Restate the listing below word for word, omitting any images.
==== Supplied data
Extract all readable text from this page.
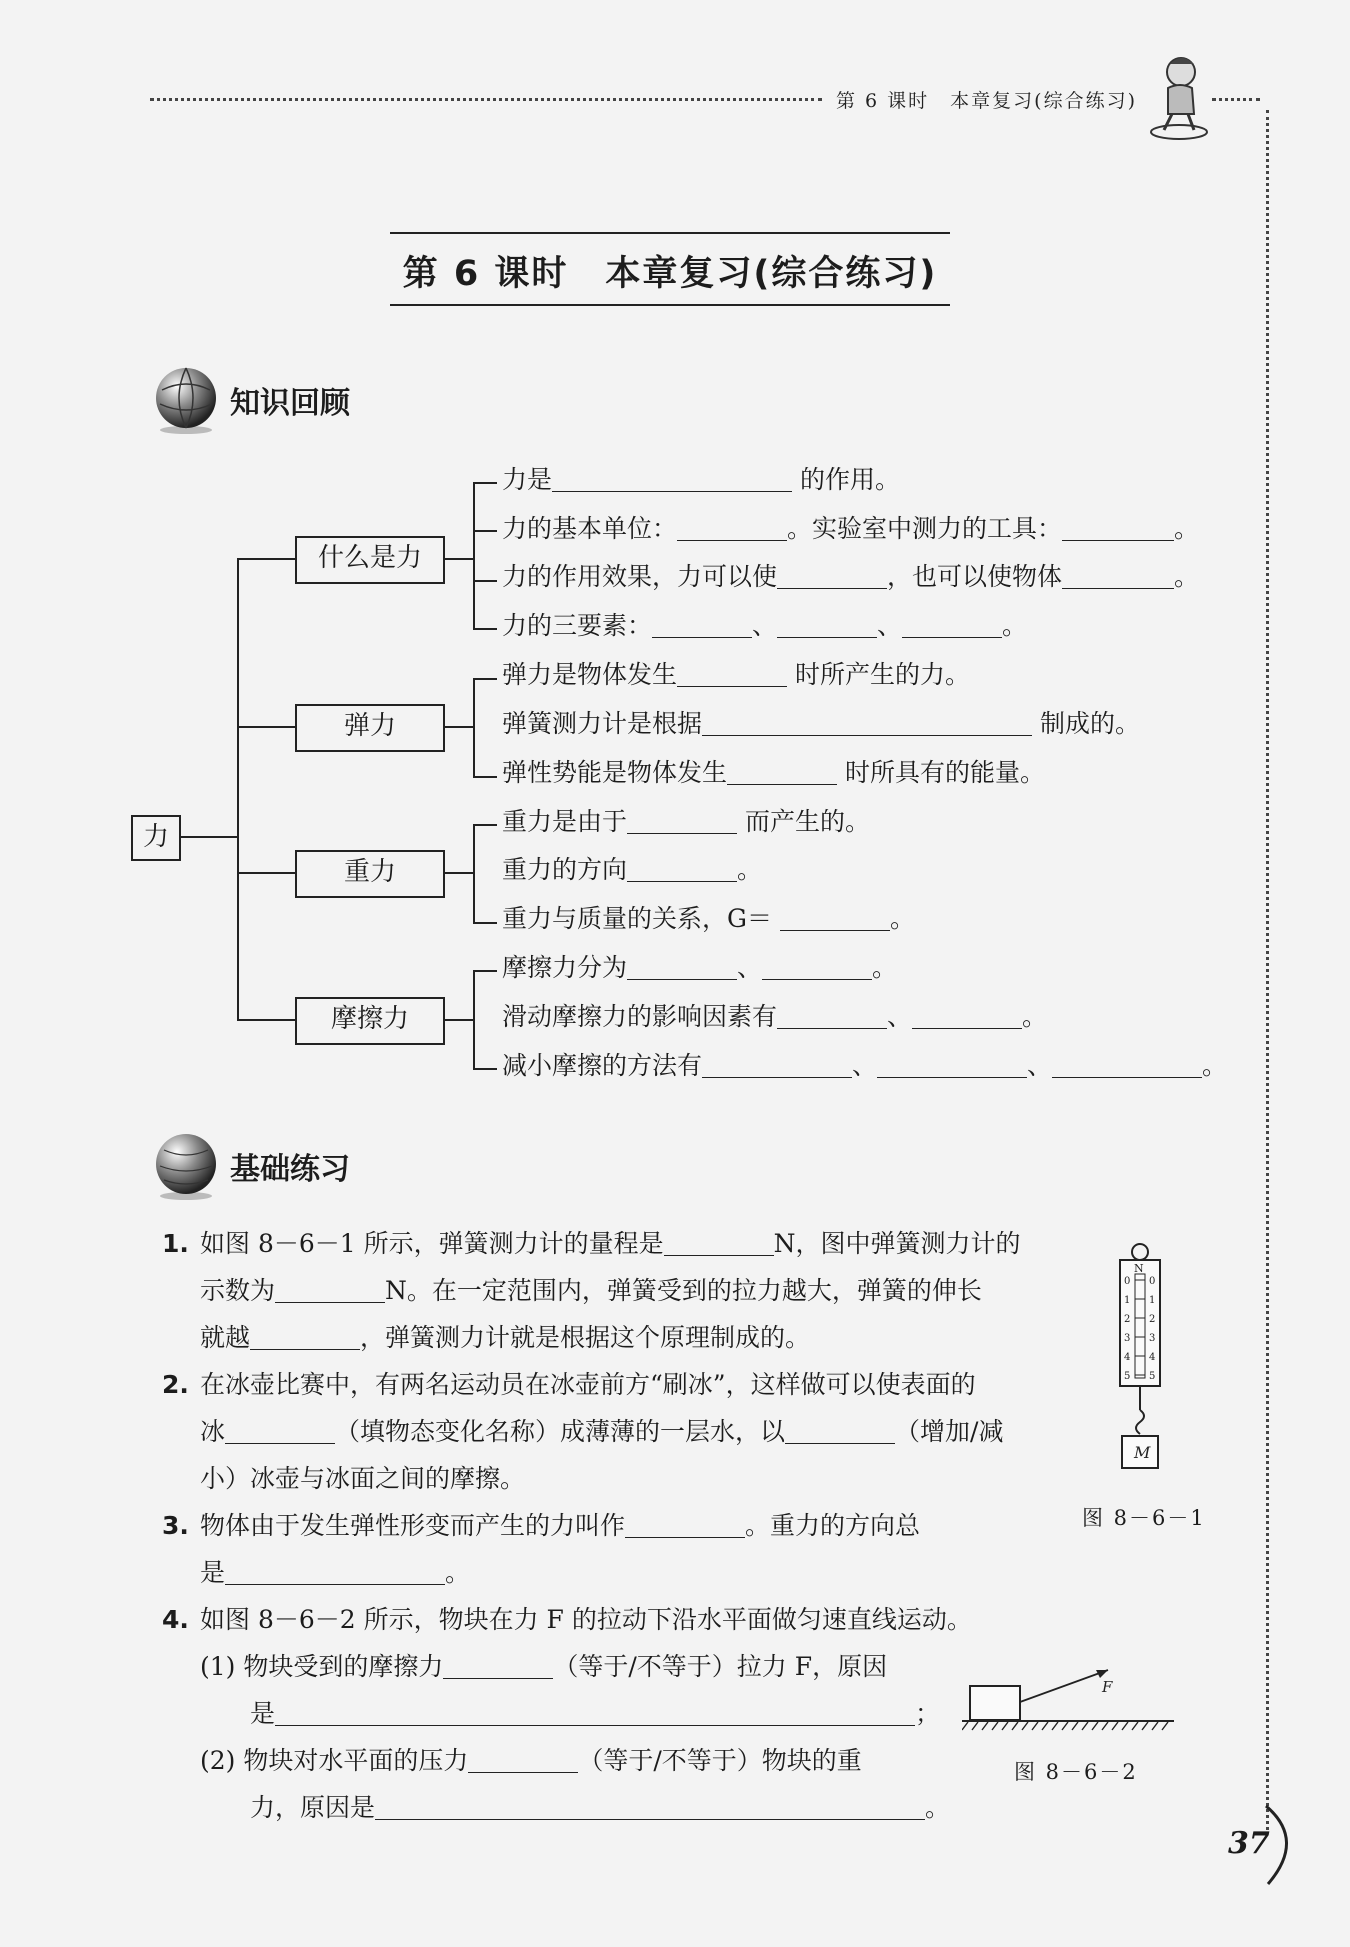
第 6 课时　本章复习(综合练习)
第 6 课时　本章复习(综合练习)
知识回顾
力
什么是力
弹力
重力
摩擦力
力是	的作用。
力的基本单位：	。实验室中测力的工具：	。
力的作用效果，力可以使	，也可以使物体	。
力的三要素：	、	、	。
弹力是物体发生	时所产生的力。
弹簧测力计是根据	制成的。
弹性势能是物体发生	时所具有的能量。
重力是由于	而产生的。
重力的方向	。
重力与质量的关系，G＝	。
摩擦力分为	、	。
滑动摩擦力的影响因素有	、	。
减小摩擦的方法有	、	、	。
基础练习
1. 如图 8－6－1 所示，弹簧测力计的量程是	N，图中弹簧测力计的
示数为	N。在一定范围内，弹簧受到的拉力越大，弹簧的伸长
就越	，弹簧测力计就是根据这个原理制成的。
2. 在冰壶比赛中，有两名运动员在冰壶前方“刷冰”，这样做可以使表面的
冰	（填物态变化名称）成薄薄的一层水，以	（增加/减
小）冰壶与冰面之间的摩擦。
3. 物体由于发生弹性形变而产生的力叫作	。重力的方向总
是	。
4. 如图 8－6－2 所示，物块在力 F 的拉动下沿水平面做匀速直线运动。
(1) 物块受到的摩擦力	（等于/不等于）拉力 F，原因
是	；
(2) 物块对水平面的压力	（等于/不等于）物块的重
力，原因是	。
N
0 0
1 1
2 2
3 3
4 4
5 5
M
图 8－6－1
F
图 8－6－2
37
========
● Response below:
Extract all readable text from this page.
第 6 课时　本章复习(综合练习)
第 6 课时　本章复习(综合练习)
知识回顾
力
什么是力
弹力
重力
摩擦力
力是	的作用。
力的基本单位：	。实验室中测力的工具：	。
力的作用效果，力可以使	，也可以使物体	。
力的三要素：	、	、	。
弹力是物体发生	时所产生的力。
弹簧测力计是根据	制成的。
弹性势能是物体发生	时所具有的能量。
重力是由于	而产生的。
重力的方向	。
重力与质量的关系，G＝	。
摩擦力分为	、	。
滑动摩擦力的影响因素有	、	。
减小摩擦的方法有	、	、	。
基础练习
1. 如图 8－6－1 所示，弹簧测力计的量程是	N，图中弹簧测力计的
示数为	N。在一定范围内，弹簧受到的拉力越大，弹簧的伸长
就越	，弹簧测力计就是根据这个原理制成的。
2. 在冰壶比赛中，有两名运动员在冰壶前方“刷冰”，这样做可以使表面的
冰	（填物态变化名称）成薄薄的一层水，以	（增加/减
小）冰壶与冰面之间的摩擦。
3. 物体由于发生弹性形变而产生的力叫作	。重力的方向总
是	。
4. 如图 8－6－2 所示，物块在力 F 的拉动下沿水平面做匀速直线运动。
(1) 物块受到的摩擦力	（等于/不等于）拉力 F，原因
是	；
(2) 物块对水平面的压力	（等于/不等于）物块的重
力，原因是	。
N
0 0
1 1
2 2
3 3
4 4
5 5
M
图 8－6－1
F
图 8－6－2
37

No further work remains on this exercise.